_What the task requires:_
How many lines hold the string "value"? Give only the number.

(Dataset records)
+ + +

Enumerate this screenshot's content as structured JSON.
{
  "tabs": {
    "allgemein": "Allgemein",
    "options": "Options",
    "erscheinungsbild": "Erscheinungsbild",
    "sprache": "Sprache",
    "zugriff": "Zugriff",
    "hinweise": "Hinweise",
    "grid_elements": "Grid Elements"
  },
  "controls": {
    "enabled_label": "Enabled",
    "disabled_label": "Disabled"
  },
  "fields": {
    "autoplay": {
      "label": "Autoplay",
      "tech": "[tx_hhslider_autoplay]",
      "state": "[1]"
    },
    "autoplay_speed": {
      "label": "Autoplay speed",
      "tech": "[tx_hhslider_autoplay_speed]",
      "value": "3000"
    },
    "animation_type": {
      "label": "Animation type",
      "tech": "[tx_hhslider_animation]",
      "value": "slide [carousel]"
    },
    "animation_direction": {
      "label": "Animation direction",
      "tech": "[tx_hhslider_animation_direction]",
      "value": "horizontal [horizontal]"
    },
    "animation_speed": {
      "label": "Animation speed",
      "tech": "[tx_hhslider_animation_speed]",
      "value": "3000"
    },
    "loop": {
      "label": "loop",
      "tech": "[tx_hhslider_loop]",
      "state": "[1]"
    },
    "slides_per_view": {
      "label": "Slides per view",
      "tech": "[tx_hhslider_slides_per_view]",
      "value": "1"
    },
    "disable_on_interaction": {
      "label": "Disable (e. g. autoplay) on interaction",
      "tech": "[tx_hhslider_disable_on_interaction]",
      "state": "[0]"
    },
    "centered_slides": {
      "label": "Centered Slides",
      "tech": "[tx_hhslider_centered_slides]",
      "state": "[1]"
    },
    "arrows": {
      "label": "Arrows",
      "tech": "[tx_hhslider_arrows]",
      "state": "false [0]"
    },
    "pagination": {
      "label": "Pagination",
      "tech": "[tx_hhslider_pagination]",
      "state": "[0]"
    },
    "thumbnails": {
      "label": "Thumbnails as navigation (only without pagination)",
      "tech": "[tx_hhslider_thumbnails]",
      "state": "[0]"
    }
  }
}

+ + +

_Written response:_
5